Copy every line from the material below that holds "Ycurldnstime".
Start of Records for the task
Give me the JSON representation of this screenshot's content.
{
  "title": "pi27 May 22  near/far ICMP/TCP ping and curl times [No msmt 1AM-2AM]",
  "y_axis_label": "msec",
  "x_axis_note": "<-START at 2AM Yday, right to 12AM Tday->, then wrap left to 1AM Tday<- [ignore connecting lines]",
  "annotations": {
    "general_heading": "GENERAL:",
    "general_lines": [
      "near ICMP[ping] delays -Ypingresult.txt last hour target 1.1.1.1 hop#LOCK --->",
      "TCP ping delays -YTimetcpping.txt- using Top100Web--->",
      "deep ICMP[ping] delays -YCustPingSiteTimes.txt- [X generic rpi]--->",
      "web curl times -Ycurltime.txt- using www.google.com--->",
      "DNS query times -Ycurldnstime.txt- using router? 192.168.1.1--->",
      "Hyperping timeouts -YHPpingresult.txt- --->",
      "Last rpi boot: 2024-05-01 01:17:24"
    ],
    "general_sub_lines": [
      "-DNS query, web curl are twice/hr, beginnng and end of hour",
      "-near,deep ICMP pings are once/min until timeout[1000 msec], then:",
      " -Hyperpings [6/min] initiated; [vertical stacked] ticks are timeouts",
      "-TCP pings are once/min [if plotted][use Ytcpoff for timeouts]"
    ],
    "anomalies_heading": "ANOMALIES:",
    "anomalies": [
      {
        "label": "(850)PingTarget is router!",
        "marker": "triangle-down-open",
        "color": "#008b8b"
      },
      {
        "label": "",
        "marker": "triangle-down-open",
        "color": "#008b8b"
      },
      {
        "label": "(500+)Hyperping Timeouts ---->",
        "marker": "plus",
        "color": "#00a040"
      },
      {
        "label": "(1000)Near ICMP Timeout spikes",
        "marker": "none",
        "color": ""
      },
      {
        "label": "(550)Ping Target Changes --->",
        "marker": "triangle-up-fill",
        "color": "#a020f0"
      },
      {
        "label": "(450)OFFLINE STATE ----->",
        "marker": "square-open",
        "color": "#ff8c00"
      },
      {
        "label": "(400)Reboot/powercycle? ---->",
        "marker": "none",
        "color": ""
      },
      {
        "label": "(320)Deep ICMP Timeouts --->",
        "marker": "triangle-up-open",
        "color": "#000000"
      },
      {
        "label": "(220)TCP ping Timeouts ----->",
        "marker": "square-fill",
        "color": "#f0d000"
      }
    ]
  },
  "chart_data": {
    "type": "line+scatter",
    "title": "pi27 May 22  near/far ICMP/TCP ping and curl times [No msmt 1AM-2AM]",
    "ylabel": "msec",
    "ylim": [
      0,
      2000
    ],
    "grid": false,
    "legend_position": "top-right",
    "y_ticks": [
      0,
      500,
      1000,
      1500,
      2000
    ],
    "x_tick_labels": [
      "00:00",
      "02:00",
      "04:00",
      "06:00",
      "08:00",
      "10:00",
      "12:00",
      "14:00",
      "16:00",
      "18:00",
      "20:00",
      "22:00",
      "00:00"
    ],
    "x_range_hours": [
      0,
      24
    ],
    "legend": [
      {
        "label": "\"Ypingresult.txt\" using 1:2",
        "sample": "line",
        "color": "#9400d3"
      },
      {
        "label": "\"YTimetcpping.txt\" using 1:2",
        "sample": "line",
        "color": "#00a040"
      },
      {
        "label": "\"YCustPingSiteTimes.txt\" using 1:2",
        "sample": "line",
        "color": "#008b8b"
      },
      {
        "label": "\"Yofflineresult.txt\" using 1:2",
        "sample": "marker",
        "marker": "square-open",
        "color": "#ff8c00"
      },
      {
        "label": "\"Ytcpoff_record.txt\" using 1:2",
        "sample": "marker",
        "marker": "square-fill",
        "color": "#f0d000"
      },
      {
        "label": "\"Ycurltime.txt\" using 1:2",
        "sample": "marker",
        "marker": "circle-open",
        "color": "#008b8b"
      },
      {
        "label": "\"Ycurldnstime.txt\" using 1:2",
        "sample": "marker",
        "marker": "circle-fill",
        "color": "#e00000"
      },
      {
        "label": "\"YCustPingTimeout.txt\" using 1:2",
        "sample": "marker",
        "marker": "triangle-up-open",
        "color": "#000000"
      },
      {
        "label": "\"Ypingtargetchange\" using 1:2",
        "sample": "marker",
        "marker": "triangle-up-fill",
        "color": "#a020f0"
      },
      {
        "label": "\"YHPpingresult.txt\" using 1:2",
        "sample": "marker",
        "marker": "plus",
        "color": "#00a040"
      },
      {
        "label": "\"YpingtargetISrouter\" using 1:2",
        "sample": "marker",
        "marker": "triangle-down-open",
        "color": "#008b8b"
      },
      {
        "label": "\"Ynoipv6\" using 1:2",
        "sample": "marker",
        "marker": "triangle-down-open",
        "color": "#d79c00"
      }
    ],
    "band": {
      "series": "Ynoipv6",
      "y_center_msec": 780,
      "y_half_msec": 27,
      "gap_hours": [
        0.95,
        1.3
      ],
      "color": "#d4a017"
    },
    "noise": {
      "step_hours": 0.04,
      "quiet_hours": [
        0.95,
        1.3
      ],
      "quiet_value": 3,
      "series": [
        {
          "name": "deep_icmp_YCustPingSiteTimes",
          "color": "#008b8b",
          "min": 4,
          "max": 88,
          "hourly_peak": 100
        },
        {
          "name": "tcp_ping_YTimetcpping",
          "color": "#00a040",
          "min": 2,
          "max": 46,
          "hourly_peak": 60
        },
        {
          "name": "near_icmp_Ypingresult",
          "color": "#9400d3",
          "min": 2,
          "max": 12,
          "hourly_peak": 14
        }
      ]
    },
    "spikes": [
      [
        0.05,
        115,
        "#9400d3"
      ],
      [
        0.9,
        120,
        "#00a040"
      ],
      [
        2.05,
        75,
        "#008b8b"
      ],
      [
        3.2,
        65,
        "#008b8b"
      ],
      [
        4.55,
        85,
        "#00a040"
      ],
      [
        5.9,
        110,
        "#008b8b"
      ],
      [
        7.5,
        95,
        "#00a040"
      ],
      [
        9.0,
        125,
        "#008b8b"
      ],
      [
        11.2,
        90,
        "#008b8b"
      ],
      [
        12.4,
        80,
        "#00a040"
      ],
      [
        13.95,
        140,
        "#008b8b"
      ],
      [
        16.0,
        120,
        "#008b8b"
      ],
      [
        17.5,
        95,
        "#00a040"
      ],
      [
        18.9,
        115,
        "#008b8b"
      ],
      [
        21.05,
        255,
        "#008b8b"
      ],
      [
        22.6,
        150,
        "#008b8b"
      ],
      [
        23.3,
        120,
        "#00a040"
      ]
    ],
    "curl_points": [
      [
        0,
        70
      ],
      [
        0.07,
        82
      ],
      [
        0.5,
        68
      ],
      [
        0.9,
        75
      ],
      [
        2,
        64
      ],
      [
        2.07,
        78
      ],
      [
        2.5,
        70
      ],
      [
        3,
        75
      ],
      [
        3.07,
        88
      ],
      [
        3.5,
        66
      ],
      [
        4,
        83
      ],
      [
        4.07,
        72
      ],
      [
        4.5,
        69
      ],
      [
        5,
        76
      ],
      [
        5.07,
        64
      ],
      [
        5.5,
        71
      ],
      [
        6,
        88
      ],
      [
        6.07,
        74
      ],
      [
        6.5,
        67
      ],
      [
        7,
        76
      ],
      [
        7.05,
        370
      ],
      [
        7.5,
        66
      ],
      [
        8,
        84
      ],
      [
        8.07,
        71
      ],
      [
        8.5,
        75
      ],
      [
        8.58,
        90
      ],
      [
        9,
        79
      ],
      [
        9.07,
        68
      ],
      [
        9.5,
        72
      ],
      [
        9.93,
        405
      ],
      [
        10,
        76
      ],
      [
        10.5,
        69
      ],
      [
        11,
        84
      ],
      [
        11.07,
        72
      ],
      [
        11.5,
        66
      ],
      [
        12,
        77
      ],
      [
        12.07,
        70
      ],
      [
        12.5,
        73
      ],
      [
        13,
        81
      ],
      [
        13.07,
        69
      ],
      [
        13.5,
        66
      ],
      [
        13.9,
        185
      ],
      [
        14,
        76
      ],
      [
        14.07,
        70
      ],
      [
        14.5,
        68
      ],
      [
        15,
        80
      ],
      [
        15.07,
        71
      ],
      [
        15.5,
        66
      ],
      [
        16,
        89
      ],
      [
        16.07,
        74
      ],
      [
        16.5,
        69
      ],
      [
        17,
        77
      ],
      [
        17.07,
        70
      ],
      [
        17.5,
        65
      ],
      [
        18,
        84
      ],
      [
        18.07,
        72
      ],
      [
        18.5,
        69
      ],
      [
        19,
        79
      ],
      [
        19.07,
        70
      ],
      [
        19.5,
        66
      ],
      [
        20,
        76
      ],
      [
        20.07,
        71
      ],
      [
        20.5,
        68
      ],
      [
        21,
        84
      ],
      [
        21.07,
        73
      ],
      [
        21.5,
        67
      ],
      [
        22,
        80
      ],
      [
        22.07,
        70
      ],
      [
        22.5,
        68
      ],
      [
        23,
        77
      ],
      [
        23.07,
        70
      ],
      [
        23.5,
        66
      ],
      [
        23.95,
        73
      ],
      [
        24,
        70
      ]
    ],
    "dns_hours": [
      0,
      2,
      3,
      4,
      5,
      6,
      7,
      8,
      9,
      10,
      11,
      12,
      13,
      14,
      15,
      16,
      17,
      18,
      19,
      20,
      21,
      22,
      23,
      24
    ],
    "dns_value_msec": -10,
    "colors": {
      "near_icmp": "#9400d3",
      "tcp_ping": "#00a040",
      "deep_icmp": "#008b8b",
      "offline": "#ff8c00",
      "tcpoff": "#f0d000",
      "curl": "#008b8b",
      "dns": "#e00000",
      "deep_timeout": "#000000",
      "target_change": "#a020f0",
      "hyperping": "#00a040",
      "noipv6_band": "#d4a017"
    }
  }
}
End of Records for the task
◆ Task solution ◆
      "DNS query times -Ycurldnstime.txt- using router? 192.168.1.1--->",
        "label": "\"Ycurldnstime.txt\" using 1:2",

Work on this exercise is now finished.